### REQUISITI DEL COMPITO
Nell'estratto del documento sulle ASP della Regione, a quale azienda l'Amministrazione Comunale intende conferire il ruolo di unico soggetto gestore dei Servizi alla persona?

### ESTRATTO DEL DOCUMENTO
-- -- --

La stampa è ricca di articoli e notizie, già a partire dal 2010, di altre delle 44 ASP della Regione in forte difficoltà: Ferrara, Ravenna, Parma, Reggio Emilia per citarne solo alcune.
Ora la nostra Amministrazione Comunale si appresta a seguire l’orientamento regionale con progetto di conferire ad ASP Città di Bologna il ruolo di unico soggetto gestore dei Servizi alla persona.
Questo progetto rappresenta l’ennesima esternalizzazione di un servizio fondamentale al cittadino verso un’Azienda con finalità imprenditoriali che lavora con appalti a ribasso, sub-appalti e sub-commitenze. L’ASP Città di Bologna in pochi anni ha già accumulato un drammatico debito di bilancio di milioni di euro, destinato ad aumentare nonostante il piano di rientro.
Chi pagherà per tutto questo? Il Comune potrà ripianare il danno erariale, ma non potrà risarcire i cittadini e gli operatori che dovessero essere danneggiati dalla mancanza di tutele e di Servizi essenziali di assistenza.

-- -- --

### MATERIALE FORNITO
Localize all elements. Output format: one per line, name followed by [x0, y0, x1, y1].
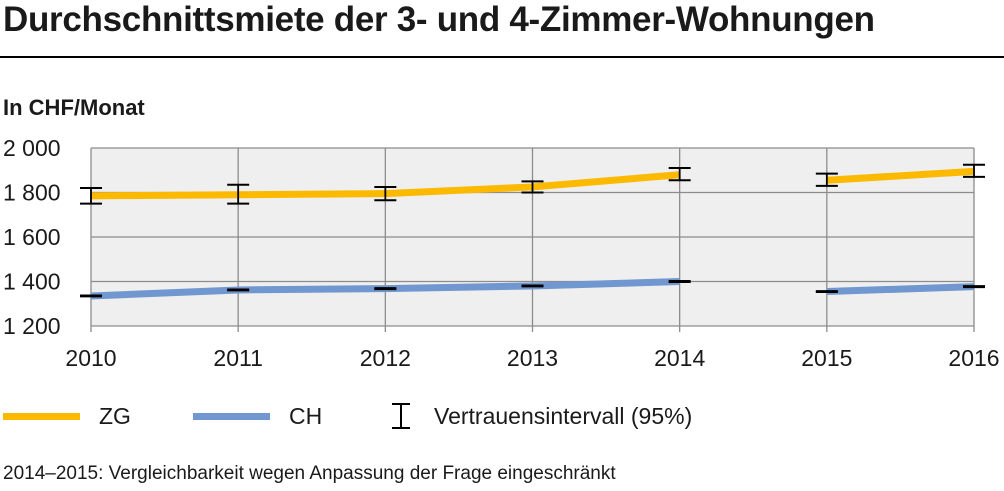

-- -- --

### SOLUZIONE PROPOSTA
Ad ASP Città di Bologna.